Aim of the task: Starting at the line that contains "Convert this screenshot", copy each line through the end of the listing below. Include both ends and output nothing more.
======== Records for processing
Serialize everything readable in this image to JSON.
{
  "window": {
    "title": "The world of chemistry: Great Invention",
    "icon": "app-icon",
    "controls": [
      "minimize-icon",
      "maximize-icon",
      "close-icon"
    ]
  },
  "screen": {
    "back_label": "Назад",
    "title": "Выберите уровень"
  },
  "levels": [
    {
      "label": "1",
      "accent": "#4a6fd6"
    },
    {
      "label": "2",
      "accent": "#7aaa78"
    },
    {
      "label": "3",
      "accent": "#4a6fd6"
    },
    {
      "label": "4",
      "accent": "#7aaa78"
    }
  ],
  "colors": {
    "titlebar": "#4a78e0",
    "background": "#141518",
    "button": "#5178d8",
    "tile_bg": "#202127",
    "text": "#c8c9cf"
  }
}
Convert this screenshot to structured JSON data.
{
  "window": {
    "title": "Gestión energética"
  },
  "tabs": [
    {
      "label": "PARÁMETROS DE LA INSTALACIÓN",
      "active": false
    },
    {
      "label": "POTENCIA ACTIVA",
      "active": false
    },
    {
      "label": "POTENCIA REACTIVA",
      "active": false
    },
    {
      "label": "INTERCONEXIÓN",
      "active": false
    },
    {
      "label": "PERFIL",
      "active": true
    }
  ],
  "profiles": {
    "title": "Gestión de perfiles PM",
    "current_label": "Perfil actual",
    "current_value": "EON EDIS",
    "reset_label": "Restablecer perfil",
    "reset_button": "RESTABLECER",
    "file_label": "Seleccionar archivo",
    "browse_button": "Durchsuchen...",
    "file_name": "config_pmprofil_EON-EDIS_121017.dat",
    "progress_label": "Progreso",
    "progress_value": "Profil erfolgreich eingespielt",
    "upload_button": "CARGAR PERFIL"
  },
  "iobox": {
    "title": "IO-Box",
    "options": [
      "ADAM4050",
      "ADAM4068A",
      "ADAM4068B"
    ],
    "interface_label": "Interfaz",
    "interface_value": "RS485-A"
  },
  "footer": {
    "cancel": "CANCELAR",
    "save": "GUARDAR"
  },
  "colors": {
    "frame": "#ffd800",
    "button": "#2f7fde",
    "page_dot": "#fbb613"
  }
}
================
Task response:
Convert this screenshot to structured JSON data.
{
  "window": {
    "title": "Gestión energética"
  },
  "tabs": [
    {
      "label": "PARÁMETROS DE LA INSTALACIÓN",
      "active": false
    },
    {
      "label": "POTENCIA ACTIVA",
      "active": false
    },
    {
      "label": "POTENCIA REACTIVA",
      "active": false
    },
    {
      "label": "INTERCONEXIÓN",
      "active": false
    },
    {
      "label": "PERFIL",
      "active": true
    }
  ],
  "profiles": {
    "title": "Gestión de perfiles PM",
    "current_label": "Perfil actual",
    "current_value": "EON EDIS",
    "reset_label": "Restablecer perfil",
    "reset_button": "RESTABLECER",
    "file_label": "Seleccionar archivo",
    "browse_button": "Durchsuchen...",
    "file_name": "config_pmprofil_EON-EDIS_121017.dat",
    "progress_label": "Progreso",
    "progress_value": "Profil erfolgreich eingespielt",
    "upload_button": "CARGAR PERFIL"
  },
  "iobox": {
    "title": "IO-Box",
    "options": [
      "ADAM4050",
      "ADAM4068A",
      "ADAM4068B"
    ],
    "interface_label": "Interfaz",
    "interface_value": "RS485-A"
  },
  "footer": {
    "cancel": "CANCELAR",
    "save": "GUARDAR"
  },
  "colors": {
    "frame": "#ffd800",
    "button": "#2f7fde",
    "page_dot": "#fbb613"
  }
}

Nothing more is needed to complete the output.